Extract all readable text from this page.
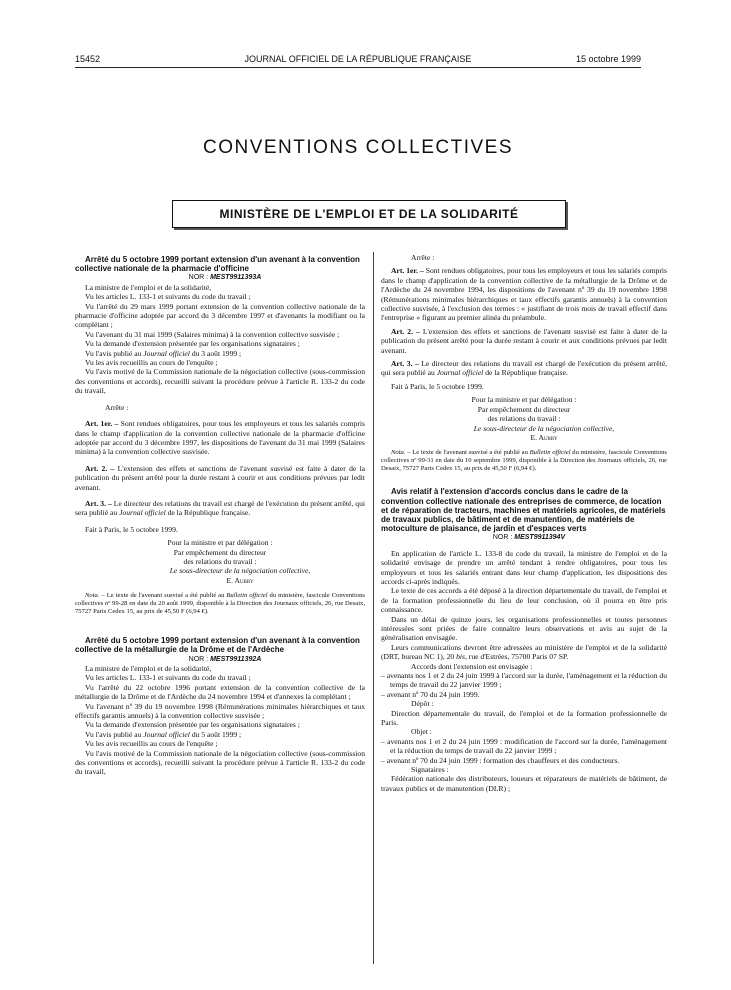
15452	JOURNAL OFFICIEL DE LA RÉPUBLIQUE FRANÇAISE	15 octobre 1999
CONVENTIONS COLLECTIVES
MINISTÈRE DE L'EMPLOI ET DE LA SOLIDARITÉ

Arrêté du 5 octobre 1999 portant extension d'un avenant à la convention collective nationale de la pharmacie d'officine

NOR : MEST9911393A

La ministre de l'emploi et de la solidarité,

Vu les articles L. 133-1 et suivants du code du travail ;

Vu l'arrêté du 29 mars 1999 portant extension de la convention collective nationale de la pharmacie d'officine adoptée par accord du 3 décembre 1997 et d'avenants la modifiant ou la complétant ;

Vu l'avenant du 31 mai 1999 (Salaires minima) à la convention collective susvisée ;

Vu la demande d'extension présentée par les organisations signataires ;

Vu l'avis publié au Journal officiel du 3 août 1999 ;

Vu les avis recueillis au cours de l'enquête ;

Vu l'avis motivé de la Commission nationale de la négociation collective (sous-commission des conventions et accords), recueilli suivant la procédure prévue à l'article R. 133-2 du code du travail,

Arrête :

Art. 1er. – Sont rendues obligatoires, pour tous les employeurs et tous les salariés compris dans le champ d'application de la convention collective nationale de la pharmacie d'officine adoptée par accord du 3 décembre 1997, les dispositions de l'avenant du 31 mai 1999 (Salaires minima) à la convention collective susvisée.

Art. 2. – L'extension des effets et sanctions de l'avenant susvisé est faite à dater de la publication du présent arrêté pour la durée restant à courir et aux conditions prévues par ledit avenant.

Art. 3. – Le directeur des relations du travail est chargé de l'exécution du présent arrêté, qui sera publié au Journal officiel de la République française.

Fait à Paris, le 5 octobre 1999.

Pour la ministre et par délégation :

Par empêchement du directeur

des relations du travail :

Le sous-directeur de la négociation collective,

E. Aubry

Nota. – Le texte de l'avenant susvisé a été publié au Bulletin officiel du ministère, fascicule Conventions collectives nº 99-28 en date du 20 août 1999, disponible à la Direction des Journaux officiels, 26, rue Desaix, 75727 Paris Cedex 15, au prix de 45,50 F (6,94 €).

Arrêté du 5 octobre 1999 portant extension d'un avenant à la convention collective de la métallurgie de la Drôme et de l'Ardèche

NOR : MEST9911392A

La ministre de l'emploi et de la solidarité,

Vu les articles L. 133-1 et suivants du code du travail ;

Vu l'arrêté du 22 octobre 1996 portant extension de la convention collective de la métallurgie de la Drôme et de l'Ardèche du 24 novembre 1994 et d'annexes la complétant ;

Vu l'avenant nº 39 du 19 novembre 1998 (Rémunérations minimales hiérarchiques et taux effectifs garantis annuels) à la convention collective susvisée ;

Vu la demande d'extension présentée par les organisations signataires ;

Vu l'avis publié au Journal officiel du 5 août 1999 ;

Vu les avis recueillis au cours de l'enquête ;

Vu l'avis motivé de la Commission nationale de la négociation collective (sous-commission des conventions et accords), recueilli suivant la procédure prévue à l'article R. 133-2 du code du travail,

Arrête :

Art. 1er. – Sont rendues obligatoires, pour tous les employeurs et tous les salariés compris dans le champ d'application de la convention collective de la métallurgie de la Drôme et de l'Ardèche du 24 novembre 1994, les dispositions de l'avenant nº 39 du 19 novembre 1998 (Rémunérations minimales hiérarchiques et taux effectifs garantis annuels) à la convention collective susvisée, à l'exclusion des termes : « justifiant de trois mois de travail effectif dans l'entreprise » figurant au premier alinéa du préambule.

Art. 2. – L'extension des effets et sanctions de l'avenant susvisé est faite à dater de la publication du présent arrêté pour la durée restant à courir et aux conditions prévues par ledit avenant.

Art. 3. – Le directeur des relations du travail est chargé de l'exécution du présent arrêté, qui sera publié au Journal officiel de la République française.

Fait à Paris, le 5 octobre 1999.

Pour la ministre et par délégation :

Par empêchement du directeur

des relations du travail :

Le sous-directeur de la négociation collective,

E. Aubry

Nota. – Le texte de l'avenant susvisé a été publié au Bulletin officiel du ministère, fascicule Conventions collectives nº 99-31 en date du 10 septembre 1999, disponible à la Direction des Journaux officiels, 26, rue Desaix, 75727 Paris Cedex 15, au prix de 45,50 F (6,94 €).

Avis relatif à l'extension d'accords conclus dans le cadre de la convention collective nationale des entreprises de commerce, de location et de réparation de tracteurs, machines et matériels agricoles, de matériels de travaux publics, de bâtiment et de manutention, de matériels de motoculture de plaisance, de jardin et d'espaces verts

NOR : MEST9911394V

En application de l'article L. 133-8 du code du travail, la ministre de l'emploi et de la solidarité envisage de prendre un arrêté tendant à rendre obligatoires, pour tous les employeurs et tous les salariés entrant dans leur champ d'application, les dispositions des accords ci-après indiqués.

Le texte de ces accords a été déposé à la direction départementale du travail, de l'emploi et de la formation professionnelle du lieu de leur conclusion, où il pourra en être pris connaissance.

Dans un délai de quinze jours, les organisations professionnelles et toutes personnes intéressées sont priées de faire connaître leurs observations et avis au sujet de la généralisation envisagée.

Leurs communications devront être adressées au ministère de l'emploi et de la solidarité (DRT, bureau NC 1), 20 bis, rue d'Estrées, 75700 Paris 07 SP.

Accords dont l'extension est envisagée :

– avenants nos 1 et 2 du 24 juin 1999 à l'accord sur la durée, l'aménagement et la réduction du temps de travail du 22 janvier 1999 ;

– avenant nº 70 du 24 juin 1999.

Dépôt :

Direction départementale du travail, de l'emploi et de la formation professionnelle de Paris.

Objet :

– avenants nos 1 et 2 du 24 juin 1999 : modification de l'accord sur la durée, l'aménagement et la réduction du temps de travail du 22 janvier 1999 ;

– avenant nº 70 du 24 juin 1999 : formation des chauffeurs et des conducteurs.

Signataires :

Fédération nationale des distributeurs, loueurs et réparateurs de matériels de bâtiment, de travaux publics et de manutention (DLR) ;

__________

* Objective *
Select from the material above each line in which the string "travaux" appears, and list those lines.

* Complete output *
Avis relatif à l'extension d'accords conclus dans le cadre de la convention collective nationale des entreprises de commerce, de location et de réparation de tracteurs, machines et matériels agricoles, de matériels de travaux publics, de bâtiment et de manutention, de matériels de motoculture de plaisance, de jardin et d'espaces verts
Fédération nationale des distributeurs, loueurs et réparateurs de matériels de bâtiment, de travaux publics et de manutention (DLR) ;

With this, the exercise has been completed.